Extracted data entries
----------------

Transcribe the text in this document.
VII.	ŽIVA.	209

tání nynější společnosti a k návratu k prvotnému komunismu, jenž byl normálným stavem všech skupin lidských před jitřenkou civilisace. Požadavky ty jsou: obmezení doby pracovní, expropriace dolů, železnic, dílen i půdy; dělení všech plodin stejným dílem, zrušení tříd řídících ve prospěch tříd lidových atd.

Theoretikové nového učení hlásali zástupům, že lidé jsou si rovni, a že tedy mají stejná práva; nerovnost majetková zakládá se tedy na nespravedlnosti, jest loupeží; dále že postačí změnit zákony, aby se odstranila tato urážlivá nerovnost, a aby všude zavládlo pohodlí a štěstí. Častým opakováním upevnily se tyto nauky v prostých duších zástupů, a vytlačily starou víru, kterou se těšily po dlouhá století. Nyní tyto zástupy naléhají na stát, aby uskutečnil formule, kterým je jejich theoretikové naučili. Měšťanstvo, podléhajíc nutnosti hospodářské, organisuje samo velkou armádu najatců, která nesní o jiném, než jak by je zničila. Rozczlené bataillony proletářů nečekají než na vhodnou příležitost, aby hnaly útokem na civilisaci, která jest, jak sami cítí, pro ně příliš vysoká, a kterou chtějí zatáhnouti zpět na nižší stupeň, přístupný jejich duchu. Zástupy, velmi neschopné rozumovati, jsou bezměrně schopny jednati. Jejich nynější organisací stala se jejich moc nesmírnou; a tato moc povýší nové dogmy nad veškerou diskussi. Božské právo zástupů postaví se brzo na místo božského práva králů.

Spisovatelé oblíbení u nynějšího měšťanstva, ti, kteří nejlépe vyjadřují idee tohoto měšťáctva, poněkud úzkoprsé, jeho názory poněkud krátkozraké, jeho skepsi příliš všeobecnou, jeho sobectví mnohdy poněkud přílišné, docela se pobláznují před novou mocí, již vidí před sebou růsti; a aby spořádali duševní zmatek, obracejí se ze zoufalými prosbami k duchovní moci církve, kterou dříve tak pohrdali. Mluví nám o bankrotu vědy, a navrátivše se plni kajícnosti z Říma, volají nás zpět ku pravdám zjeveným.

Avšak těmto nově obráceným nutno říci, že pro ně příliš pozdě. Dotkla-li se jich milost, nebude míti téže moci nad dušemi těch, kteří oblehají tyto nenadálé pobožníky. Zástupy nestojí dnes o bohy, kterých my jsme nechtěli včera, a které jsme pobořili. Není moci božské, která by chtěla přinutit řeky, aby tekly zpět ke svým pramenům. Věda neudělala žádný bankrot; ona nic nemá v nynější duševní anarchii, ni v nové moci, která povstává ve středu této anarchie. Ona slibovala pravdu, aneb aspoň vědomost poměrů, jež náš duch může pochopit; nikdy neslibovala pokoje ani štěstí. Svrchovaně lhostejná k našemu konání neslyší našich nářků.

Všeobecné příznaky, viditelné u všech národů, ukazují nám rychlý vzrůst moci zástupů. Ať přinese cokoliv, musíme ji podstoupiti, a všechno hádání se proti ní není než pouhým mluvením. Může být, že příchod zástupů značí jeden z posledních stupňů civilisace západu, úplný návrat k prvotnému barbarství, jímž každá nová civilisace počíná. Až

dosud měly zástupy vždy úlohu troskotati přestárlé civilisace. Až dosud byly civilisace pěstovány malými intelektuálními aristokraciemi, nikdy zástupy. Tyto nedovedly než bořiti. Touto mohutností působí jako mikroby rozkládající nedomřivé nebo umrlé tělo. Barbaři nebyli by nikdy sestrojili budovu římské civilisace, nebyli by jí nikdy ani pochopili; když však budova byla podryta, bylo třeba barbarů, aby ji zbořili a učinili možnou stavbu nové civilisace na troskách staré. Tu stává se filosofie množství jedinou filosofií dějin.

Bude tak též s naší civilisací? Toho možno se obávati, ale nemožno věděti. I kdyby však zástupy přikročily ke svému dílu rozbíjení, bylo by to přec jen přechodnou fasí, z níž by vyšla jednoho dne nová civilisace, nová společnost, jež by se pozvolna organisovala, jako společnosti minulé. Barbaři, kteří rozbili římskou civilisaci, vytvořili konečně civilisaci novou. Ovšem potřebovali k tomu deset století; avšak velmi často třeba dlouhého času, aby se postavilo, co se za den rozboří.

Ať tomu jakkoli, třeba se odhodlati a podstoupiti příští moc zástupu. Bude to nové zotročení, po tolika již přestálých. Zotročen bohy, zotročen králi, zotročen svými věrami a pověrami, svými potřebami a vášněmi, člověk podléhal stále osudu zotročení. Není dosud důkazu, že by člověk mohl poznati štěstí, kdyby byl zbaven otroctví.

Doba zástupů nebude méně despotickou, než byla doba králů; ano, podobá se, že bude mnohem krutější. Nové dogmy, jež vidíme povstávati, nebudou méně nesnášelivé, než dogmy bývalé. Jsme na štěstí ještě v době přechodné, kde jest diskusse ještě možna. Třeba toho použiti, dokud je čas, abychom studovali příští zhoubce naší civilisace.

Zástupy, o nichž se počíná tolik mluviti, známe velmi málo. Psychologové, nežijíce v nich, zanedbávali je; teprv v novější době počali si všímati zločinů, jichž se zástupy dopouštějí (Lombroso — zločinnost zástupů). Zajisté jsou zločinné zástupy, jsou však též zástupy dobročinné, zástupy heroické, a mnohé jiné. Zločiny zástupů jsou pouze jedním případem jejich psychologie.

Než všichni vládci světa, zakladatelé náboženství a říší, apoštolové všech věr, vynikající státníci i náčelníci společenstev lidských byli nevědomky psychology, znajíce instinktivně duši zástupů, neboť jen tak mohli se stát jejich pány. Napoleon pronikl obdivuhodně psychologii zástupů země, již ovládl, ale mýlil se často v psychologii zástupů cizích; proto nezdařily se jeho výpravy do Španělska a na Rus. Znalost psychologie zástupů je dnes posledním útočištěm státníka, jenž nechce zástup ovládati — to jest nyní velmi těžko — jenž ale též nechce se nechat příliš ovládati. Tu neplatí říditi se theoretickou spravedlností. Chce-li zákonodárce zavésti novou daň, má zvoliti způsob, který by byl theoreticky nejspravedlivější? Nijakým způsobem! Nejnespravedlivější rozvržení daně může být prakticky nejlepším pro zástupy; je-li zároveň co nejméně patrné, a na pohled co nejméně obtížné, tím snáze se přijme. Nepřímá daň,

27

----------------

- **Your objective**
Each entry above needs to be retyped exactly.

- **The completed task**
Transcribe the text in this document.
VII.	ŽIVA.	209

tání nynější společnosti a k návratu k prvotnému komunismu, jenž byl normálným stavem všech skupin lidských před jitřenkou civilisace. Požadavky ty jsou: obmezení doby pracovní, expropriace dolů, železnic, dílen i půdy; dělení všech plodin stejným dílem, zrušení tříd řídících ve prospěch tříd lidových atd.

Theoretikové nového učení hlásali zástupům, že lidé jsou si rovni, a že tedy mají stejná práva; nerovnost majetková zakládá se tedy na nespravedlnosti, jest loupeží; dále že postačí změnit zákony, aby se odstranila tato urážlivá nerovnost, a aby všude zavládlo pohodlí a štěstí. Častým opakováním upevnily se tyto nauky v prostých duších zástupů, a vytlačily starou víru, kterou se těšily po dlouhá století. Nyní tyto zástupy naléhají na stát, aby uskutečnil formule, kterým je jejich theoretikové naučili. Měšťanstvo, podléhajíc nutnosti hospodářské, organisuje samo velkou armádu najatců, která nesní o jiném, než jak by je zničila. Rozczlené bataillony proletářů nečekají než na vhodnou příležitost, aby hnaly útokem na civilisaci, která jest, jak sami cítí, pro ně příliš vysoká, a kterou chtějí zatáhnouti zpět na nižší stupeň, přístupný jejich duchu. Zástupy, velmi neschopné rozumovati, jsou bezměrně schopny jednati. Jejich nynější organisací stala se jejich moc nesmírnou; a tato moc povýší nové dogmy nad veškerou diskussi. Božské právo zástupů postaví se brzo na místo božského práva králů.

Spisovatelé oblíbení u nynějšího měšťanstva, ti, kteří nejlépe vyjadřují idee tohoto měšťáctva, poněkud úzkoprsé, jeho názory poněkud krátkozraké, jeho skepsi příliš všeobecnou, jeho sobectví mnohdy poněkud přílišné, docela se pobláznují před novou mocí, již vidí před sebou růsti; a aby spořádali duševní zmatek, obracejí se ze zoufalými prosbami k duchovní moci církve, kterou dříve tak pohrdali. Mluví nám o bankrotu vědy, a navrátivše se plni kajícnosti z Říma, volají nás zpět ku pravdám zjeveným.

Avšak těmto nově obráceným nutno říci, že pro ně příliš pozdě. Dotkla-li se jich milost, nebude míti téže moci nad dušemi těch, kteří oblehají tyto nenadálé pobožníky. Zástupy nestojí dnes o bohy, kterých my jsme nechtěli včera, a které jsme pobořili. Není moci božské, která by chtěla přinutit řeky, aby tekly zpět ke svým pramenům. Věda neudělala žádný bankrot; ona nic nemá v nynější duševní anarchii, ni v nové moci, která povstává ve středu této anarchie. Ona slibovala pravdu, aneb aspoň vědomost poměrů, jež náš duch může pochopit; nikdy neslibovala pokoje ani štěstí. Svrchovaně lhostejná k našemu konání neslyší našich nářků.

Všeobecné příznaky, viditelné u všech národů, ukazují nám rychlý vzrůst moci zástupů. Ať přinese cokoliv, musíme ji podstoupiti, a všechno hádání se proti ní není než pouhým mluvením. Může být, že příchod zástupů značí jeden z posledních stupňů civilisace západu, úplný návrat k prvotnému barbarství, jímž každá nová civilisace počíná. Až

dosud měly zástupy vždy úlohu troskotati přestárlé civilisace. Až dosud byly civilisace pěstovány malými intelektuálními aristokraciemi, nikdy zástupy. Tyto nedovedly než bořiti. Touto mohutností působí jako mikroby rozkládající nedomřivé nebo umrlé tělo. Barbaři nebyli by nikdy sestrojili budovu římské civilisace, nebyli by jí nikdy ani pochopili; když však budova byla podryta, bylo třeba barbarů, aby ji zbořili a učinili možnou stavbu nové civilisace na troskách staré. Tu stává se filosofie množství jedinou filosofií dějin.

Bude tak též s naší civilisací? Toho možno se obávati, ale nemožno věděti. I kdyby však zástupy přikročily ke svému dílu rozbíjení, bylo by to přec jen přechodnou fasí, z níž by vyšla jednoho dne nová civilisace, nová společnost, jež by se pozvolna organisovala, jako společnosti minulé. Barbaři, kteří rozbili římskou civilisaci, vytvořili konečně civilisaci novou. Ovšem potřebovali k tomu deset století; avšak velmi často třeba dlouhého času, aby se postavilo, co se za den rozboří.

Ať tomu jakkoli, třeba se odhodlati a podstoupiti příští moc zástupu. Bude to nové zotročení, po tolika již přestálých. Zotročen bohy, zotročen králi, zotročen svými věrami a pověrami, svými potřebami a vášněmi, člověk podléhal stále osudu zotročení. Není dosud důkazu, že by člověk mohl poznati štěstí, kdyby byl zbaven otroctví.

Doba zástupů nebude méně despotickou, než byla doba králů; ano, podobá se, že bude mnohem krutější. Nové dogmy, jež vidíme povstávati, nebudou méně nesnášelivé, než dogmy bývalé. Jsme na štěstí ještě v době přechodné, kde jest diskusse ještě možna. Třeba toho použiti, dokud je čas, abychom studovali příští zhoubce naší civilisace.

Zástupy, o nichž se počíná tolik mluviti, známe velmi málo. Psychologové, nežijíce v nich, zanedbávali je; teprv v novější době počali si všímati zločinů, jichž se zástupy dopouštějí (Lombroso — zločinnost zástupů). Zajisté jsou zločinné zástupy, jsou však též zástupy dobročinné, zástupy heroické, a mnohé jiné. Zločiny zástupů jsou pouze jedním případem jejich psychologie.

Než všichni vládci světa, zakladatelé náboženství a říší, apoštolové všech věr, vynikající státníci i náčelníci společenstev lidských byli nevědomky psychology, znajíce instinktivně duši zástupů, neboť jen tak mohli se stát jejich pány. Napoleon pronikl obdivuhodně psychologii zástupů země, již ovládl, ale mýlil se často v psychologii zástupů cizích; proto nezdařily se jeho výpravy do Španělska a na Rus. Znalost psychologie zástupů je dnes posledním útočištěm státníka, jenž nechce zástup ovládati — to jest nyní velmi těžko — jenž ale též nechce se nechat příliš ovládati. Tu neplatí říditi se theoretickou spravedlností. Chce-li zákonodárce zavésti novou daň, má zvoliti způsob, který by byl theoreticky nejspravedlivější? Nijakým způsobem! Nejnespravedlivější rozvržení daně může být prakticky nejlepším pro zástupy; je-li zároveň co nejméně patrné, a na pohled co nejméně obtížné, tím snáze se přijme. Nepřímá daň,

27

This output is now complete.